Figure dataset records
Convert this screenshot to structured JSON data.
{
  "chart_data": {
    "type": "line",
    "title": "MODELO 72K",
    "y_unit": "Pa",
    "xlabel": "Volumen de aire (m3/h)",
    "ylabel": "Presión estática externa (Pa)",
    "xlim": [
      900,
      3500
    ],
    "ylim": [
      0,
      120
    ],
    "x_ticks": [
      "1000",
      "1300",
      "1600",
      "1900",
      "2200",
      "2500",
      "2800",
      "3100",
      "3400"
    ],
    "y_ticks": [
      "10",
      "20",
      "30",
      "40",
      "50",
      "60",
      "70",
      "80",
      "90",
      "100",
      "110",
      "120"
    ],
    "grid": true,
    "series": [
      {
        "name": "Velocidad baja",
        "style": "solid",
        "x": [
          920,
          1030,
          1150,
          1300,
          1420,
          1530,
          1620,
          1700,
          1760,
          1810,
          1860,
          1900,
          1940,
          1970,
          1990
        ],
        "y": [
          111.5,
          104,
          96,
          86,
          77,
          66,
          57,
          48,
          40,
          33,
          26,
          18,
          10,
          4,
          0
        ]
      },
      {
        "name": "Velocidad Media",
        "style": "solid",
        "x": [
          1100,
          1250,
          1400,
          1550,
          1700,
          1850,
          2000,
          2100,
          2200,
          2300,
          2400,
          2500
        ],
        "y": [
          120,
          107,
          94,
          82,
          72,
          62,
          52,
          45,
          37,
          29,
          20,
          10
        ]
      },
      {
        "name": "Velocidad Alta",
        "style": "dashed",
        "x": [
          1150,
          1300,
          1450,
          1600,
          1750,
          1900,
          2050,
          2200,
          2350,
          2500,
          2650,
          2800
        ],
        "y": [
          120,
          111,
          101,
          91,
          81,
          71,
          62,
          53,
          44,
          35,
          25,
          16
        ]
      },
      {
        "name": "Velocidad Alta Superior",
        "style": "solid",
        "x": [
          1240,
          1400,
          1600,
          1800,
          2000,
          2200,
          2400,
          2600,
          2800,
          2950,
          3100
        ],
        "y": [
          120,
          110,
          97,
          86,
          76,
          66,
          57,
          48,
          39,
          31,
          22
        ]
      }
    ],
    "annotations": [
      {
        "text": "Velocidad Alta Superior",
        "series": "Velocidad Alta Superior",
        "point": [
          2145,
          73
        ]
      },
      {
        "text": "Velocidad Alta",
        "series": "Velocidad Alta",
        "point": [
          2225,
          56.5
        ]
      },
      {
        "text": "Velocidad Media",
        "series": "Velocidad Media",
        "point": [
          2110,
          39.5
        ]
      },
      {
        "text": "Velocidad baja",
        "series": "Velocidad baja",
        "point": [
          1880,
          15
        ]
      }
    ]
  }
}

● **TASK BRIEF**:
Copy each line of the listing that contains the string "baja".

● **PROBLEM SOLUTION**:
        "name": "Velocidad baja",
        "text": "Velocidad baja",
        "series": "Velocidad baja",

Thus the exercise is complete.